**WHAT NEEDS TO BE DONE**
Check each line of the records below for the word "nhất" and copy those where it appears.

>> start DATA FOR THIS TASK

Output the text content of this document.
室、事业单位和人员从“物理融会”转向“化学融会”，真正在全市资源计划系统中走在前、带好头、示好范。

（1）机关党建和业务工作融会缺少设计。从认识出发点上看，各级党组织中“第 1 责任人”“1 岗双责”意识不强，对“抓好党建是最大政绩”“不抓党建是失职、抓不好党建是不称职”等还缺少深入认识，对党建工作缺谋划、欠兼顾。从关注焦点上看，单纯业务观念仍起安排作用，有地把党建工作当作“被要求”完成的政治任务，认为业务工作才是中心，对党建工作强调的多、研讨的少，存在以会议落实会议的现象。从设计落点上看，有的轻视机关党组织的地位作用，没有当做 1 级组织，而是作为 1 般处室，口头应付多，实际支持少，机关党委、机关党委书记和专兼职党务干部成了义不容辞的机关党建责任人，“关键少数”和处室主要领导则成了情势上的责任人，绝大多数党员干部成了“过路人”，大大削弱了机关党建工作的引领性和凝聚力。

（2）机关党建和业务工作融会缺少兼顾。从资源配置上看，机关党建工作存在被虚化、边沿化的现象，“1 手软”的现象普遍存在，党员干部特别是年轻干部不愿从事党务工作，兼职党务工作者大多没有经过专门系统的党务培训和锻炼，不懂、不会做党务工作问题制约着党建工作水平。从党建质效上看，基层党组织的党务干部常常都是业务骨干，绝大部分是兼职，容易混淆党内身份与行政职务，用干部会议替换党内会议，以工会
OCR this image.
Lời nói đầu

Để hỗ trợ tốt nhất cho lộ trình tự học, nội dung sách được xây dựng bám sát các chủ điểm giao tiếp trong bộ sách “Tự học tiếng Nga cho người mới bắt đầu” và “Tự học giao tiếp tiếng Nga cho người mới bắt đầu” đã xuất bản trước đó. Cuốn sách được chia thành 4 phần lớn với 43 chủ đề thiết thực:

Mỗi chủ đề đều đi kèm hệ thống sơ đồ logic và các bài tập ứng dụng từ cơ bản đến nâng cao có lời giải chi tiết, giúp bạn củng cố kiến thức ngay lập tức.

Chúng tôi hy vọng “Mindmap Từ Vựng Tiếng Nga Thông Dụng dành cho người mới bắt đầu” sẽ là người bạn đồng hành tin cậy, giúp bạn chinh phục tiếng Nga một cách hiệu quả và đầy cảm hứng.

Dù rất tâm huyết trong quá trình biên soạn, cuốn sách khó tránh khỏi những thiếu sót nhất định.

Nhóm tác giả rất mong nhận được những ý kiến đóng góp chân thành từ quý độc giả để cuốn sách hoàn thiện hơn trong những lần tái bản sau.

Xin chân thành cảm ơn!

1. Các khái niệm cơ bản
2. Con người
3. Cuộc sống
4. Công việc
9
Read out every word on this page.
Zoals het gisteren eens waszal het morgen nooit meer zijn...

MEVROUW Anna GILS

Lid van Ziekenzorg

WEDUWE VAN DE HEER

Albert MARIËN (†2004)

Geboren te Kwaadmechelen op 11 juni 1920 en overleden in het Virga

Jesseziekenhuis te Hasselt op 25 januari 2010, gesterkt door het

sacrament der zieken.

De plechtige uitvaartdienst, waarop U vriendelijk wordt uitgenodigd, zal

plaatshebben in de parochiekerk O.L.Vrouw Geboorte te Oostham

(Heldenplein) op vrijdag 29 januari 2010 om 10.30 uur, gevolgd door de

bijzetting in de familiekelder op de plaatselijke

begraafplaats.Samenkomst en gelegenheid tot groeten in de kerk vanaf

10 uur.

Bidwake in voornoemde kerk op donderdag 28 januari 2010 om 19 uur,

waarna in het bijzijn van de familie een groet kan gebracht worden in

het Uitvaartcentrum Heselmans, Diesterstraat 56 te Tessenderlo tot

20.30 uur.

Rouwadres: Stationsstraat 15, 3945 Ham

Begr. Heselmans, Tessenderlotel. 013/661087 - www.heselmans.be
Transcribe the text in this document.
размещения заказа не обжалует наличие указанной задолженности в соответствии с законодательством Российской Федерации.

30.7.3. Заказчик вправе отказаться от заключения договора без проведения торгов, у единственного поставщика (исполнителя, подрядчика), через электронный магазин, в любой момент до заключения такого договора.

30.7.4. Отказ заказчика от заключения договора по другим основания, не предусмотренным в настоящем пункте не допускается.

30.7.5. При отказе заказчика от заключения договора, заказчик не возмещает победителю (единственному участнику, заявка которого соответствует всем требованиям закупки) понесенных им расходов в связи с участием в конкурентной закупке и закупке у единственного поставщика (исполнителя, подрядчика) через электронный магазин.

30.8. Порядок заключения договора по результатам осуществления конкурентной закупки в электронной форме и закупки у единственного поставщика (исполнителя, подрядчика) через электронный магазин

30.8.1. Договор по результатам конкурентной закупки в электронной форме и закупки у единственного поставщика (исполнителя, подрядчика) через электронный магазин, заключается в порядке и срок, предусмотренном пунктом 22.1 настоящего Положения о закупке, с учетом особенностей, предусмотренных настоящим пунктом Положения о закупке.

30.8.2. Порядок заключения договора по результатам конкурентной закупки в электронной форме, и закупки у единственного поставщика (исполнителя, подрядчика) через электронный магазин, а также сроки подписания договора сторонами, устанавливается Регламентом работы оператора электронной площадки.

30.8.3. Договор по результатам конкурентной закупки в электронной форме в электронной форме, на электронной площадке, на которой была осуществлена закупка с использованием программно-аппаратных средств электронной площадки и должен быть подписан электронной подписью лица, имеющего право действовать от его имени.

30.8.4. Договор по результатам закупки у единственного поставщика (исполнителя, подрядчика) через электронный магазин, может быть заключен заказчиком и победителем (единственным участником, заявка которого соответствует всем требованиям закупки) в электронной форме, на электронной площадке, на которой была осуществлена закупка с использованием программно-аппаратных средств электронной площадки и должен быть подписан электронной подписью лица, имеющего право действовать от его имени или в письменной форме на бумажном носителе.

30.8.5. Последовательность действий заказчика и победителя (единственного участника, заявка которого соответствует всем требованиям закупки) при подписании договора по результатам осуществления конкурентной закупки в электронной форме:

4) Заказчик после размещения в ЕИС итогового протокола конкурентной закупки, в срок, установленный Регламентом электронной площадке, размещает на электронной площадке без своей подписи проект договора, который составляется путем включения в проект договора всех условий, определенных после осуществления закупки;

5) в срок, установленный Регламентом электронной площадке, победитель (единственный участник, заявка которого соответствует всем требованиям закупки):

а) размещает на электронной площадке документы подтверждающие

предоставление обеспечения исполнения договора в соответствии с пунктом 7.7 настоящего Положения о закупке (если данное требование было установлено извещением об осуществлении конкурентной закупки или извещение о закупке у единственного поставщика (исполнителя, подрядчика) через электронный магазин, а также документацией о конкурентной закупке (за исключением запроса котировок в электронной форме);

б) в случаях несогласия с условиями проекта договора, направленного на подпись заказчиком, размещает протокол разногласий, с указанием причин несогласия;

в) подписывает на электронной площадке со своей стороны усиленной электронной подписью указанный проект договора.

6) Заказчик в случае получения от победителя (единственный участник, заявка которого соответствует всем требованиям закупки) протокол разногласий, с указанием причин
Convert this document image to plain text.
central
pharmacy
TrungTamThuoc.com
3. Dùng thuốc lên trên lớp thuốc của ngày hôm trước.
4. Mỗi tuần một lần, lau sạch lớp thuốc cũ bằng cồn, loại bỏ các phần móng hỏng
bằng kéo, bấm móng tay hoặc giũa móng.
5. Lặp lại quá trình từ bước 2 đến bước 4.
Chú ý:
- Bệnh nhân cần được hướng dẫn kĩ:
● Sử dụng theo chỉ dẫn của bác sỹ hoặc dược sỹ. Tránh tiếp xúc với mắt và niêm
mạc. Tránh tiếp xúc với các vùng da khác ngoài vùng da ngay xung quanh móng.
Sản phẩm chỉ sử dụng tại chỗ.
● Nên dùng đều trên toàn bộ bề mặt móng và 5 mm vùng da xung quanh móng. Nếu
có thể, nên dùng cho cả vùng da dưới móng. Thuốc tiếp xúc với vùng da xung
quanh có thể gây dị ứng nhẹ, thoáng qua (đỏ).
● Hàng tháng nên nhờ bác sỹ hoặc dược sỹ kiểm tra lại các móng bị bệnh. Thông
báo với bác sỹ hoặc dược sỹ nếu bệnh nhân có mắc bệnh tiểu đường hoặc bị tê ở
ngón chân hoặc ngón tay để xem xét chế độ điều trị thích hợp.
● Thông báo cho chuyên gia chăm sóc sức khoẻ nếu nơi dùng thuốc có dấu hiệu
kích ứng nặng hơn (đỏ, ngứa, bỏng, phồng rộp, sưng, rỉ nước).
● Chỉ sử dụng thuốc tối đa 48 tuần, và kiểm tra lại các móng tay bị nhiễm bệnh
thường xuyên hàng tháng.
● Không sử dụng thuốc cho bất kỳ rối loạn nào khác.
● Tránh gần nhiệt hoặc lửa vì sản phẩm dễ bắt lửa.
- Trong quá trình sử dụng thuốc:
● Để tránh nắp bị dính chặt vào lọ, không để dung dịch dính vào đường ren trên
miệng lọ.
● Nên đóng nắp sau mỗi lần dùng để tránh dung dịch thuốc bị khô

>> end DATA FOR THIS TASK

**REPLY**
Để hỗ trợ tốt nhất cho lộ trình tự học, nội dung sách được xây dựng bám sát các chủ điểm giao tiếp trong bộ sách “Tự học tiếng Nga cho người mới bắt đầu” và “Tự học giao tiếp tiếng Nga cho người mới bắt đầu” đã xuất bản trước đó. Cuốn sách được chia thành 4 phần lớn với 43 chủ đề thiết thực:
Dù rất tâm huyết trong quá trình biên soạn, cuốn sách khó tránh khỏi những thiếu sót nhất định.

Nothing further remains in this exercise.